→ Exercise goal
Copy out the material below in full, but not its images.

··· Dataset records ···

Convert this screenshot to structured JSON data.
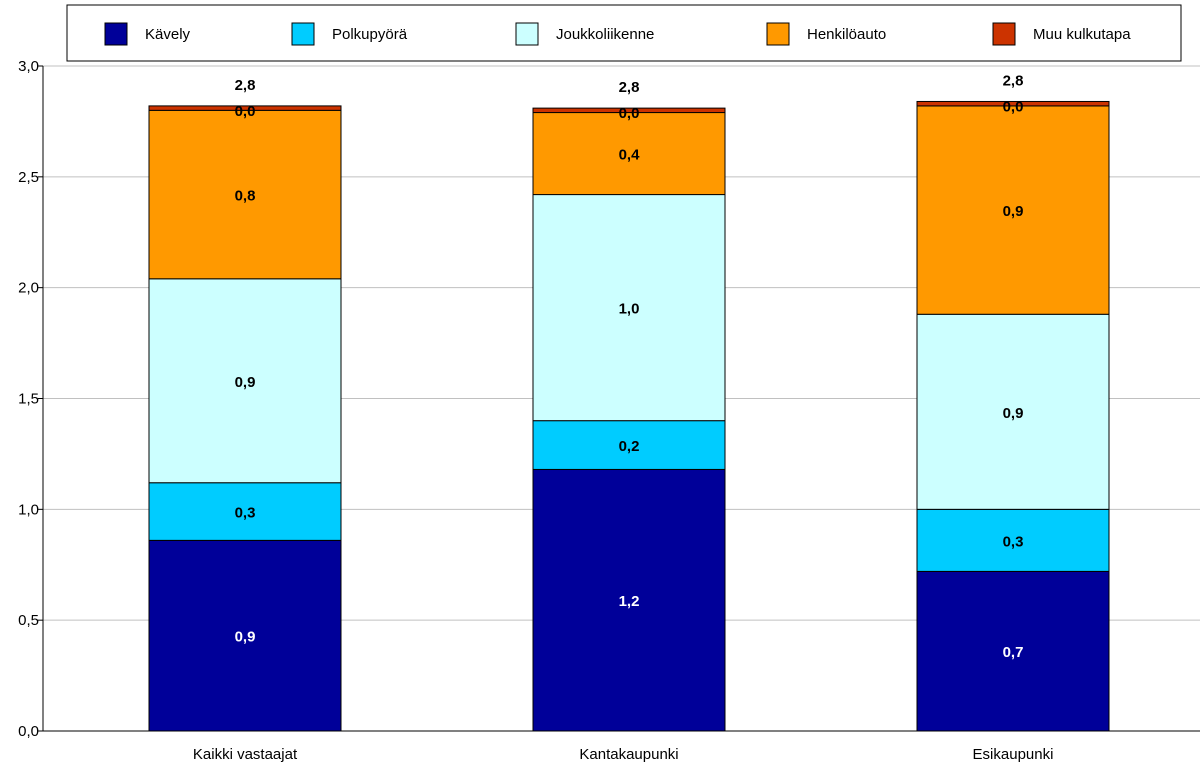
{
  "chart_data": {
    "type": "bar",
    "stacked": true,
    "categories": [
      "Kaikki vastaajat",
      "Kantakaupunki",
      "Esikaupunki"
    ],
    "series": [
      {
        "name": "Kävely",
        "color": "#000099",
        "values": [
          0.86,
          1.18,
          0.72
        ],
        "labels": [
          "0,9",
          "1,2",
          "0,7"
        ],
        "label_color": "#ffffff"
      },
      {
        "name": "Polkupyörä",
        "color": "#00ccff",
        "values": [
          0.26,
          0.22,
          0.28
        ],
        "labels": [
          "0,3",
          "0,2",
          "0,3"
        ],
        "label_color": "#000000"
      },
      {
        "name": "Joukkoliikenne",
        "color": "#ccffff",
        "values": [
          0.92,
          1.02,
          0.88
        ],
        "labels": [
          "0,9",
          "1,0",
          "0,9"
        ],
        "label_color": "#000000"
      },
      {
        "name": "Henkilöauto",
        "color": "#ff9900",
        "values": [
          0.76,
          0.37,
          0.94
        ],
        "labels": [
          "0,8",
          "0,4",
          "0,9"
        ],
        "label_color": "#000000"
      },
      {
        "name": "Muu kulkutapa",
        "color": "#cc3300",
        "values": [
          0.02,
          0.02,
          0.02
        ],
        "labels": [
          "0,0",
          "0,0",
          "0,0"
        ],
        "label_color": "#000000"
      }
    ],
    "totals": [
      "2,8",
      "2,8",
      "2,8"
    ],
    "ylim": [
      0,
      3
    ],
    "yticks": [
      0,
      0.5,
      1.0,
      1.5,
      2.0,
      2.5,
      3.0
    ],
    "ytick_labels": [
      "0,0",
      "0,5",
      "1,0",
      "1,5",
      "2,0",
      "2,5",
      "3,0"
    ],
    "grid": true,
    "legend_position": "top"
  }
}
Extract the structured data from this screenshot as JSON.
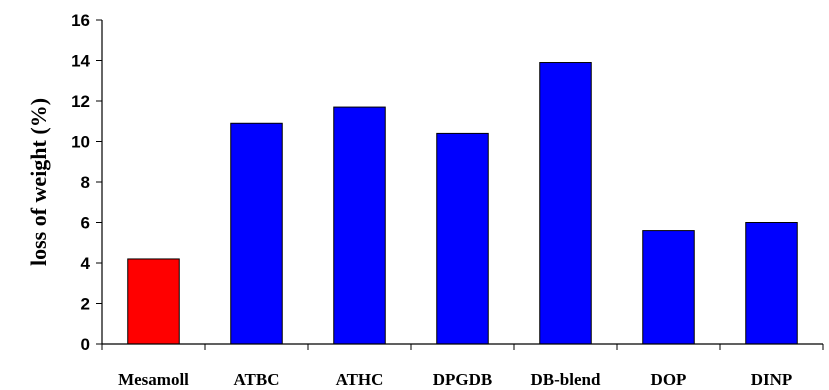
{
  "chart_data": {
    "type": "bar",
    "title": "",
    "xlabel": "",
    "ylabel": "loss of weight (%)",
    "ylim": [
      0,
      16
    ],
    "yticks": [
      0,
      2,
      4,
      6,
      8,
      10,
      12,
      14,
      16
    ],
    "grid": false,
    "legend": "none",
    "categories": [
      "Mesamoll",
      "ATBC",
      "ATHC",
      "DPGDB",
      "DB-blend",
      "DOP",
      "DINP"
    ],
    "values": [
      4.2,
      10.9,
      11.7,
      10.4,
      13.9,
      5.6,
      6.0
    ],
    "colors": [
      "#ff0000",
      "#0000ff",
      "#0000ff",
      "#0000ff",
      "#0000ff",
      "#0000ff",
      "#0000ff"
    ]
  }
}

···

→ Problem solution
Convert this screenshot to structured JSON data.
{
  "chart_data": {
    "type": "bar",
    "stacked": true,
    "categories": [
      "Kaikki vastaajat",
      "Kantakaupunki",
      "Esikaupunki"
    ],
    "series": [
      {
        "name": "Kävely",
        "color": "#000099",
        "values": [
          0.86,
          1.18,
          0.72
        ],
        "labels": [
          "0,9",
          "1,2",
          "0,7"
        ],
        "label_color": "#ffffff"
      },
      {
        "name": "Polkupyörä",
        "color": "#00ccff",
        "values": [
          0.26,
          0.22,
          0.28
        ],
        "labels": [
          "0,3",
          "0,2",
          "0,3"
        ],
        "label_color": "#000000"
      },
      {
        "name": "Joukkoliikenne",
        "color": "#ccffff",
        "values": [
          0.92,
          1.02,
          0.88
        ],
        "labels": [
          "0,9",
          "1,0",
          "0,9"
        ],
        "label_color": "#000000"
      },
      {
        "name": "Henkilöauto",
        "color": "#ff9900",
        "values": [
          0.76,
          0.37,
          0.94
        ],
        "labels": [
          "0,8",
          "0,4",
          "0,9"
        ],
        "label_color": "#000000"
      },
      {
        "name": "Muu kulkutapa",
        "color": "#cc3300",
        "values": [
          0.02,
          0.02,
          0.02
        ],
        "labels": [
          "0,0",
          "0,0",
          "0,0"
        ],
        "label_color": "#000000"
      }
    ],
    "totals": [
      "2,8",
      "2,8",
      "2,8"
    ],
    "ylim": [
      0,
      3
    ],
    "yticks": [
      0,
      0.5,
      1.0,
      1.5,
      2.0,
      2.5,
      3.0
    ],
    "ytick_labels": [
      "0,0",
      "0,5",
      "1,0",
      "1,5",
      "2,0",
      "2,5",
      "3,0"
    ],
    "grid": true,
    "legend_position": "top"
  }
}
Extract the structured data from this screenshot as JSON.
{
  "chart_data": {
    "type": "bar",
    "title": "",
    "xlabel": "",
    "ylabel": "loss of weight (%)",
    "ylim": [
      0,
      16
    ],
    "yticks": [
      0,
      2,
      4,
      6,
      8,
      10,
      12,
      14,
      16
    ],
    "grid": false,
    "legend": "none",
    "categories": [
      "Mesamoll",
      "ATBC",
      "ATHC",
      "DPGDB",
      "DB-blend",
      "DOP",
      "DINP"
    ],
    "values": [
      4.2,
      10.9,
      11.7,
      10.4,
      13.9,
      5.6,
      6.0
    ],
    "colors": [
      "#ff0000",
      "#0000ff",
      "#0000ff",
      "#0000ff",
      "#0000ff",
      "#0000ff",
      "#0000ff"
    ]
  }
}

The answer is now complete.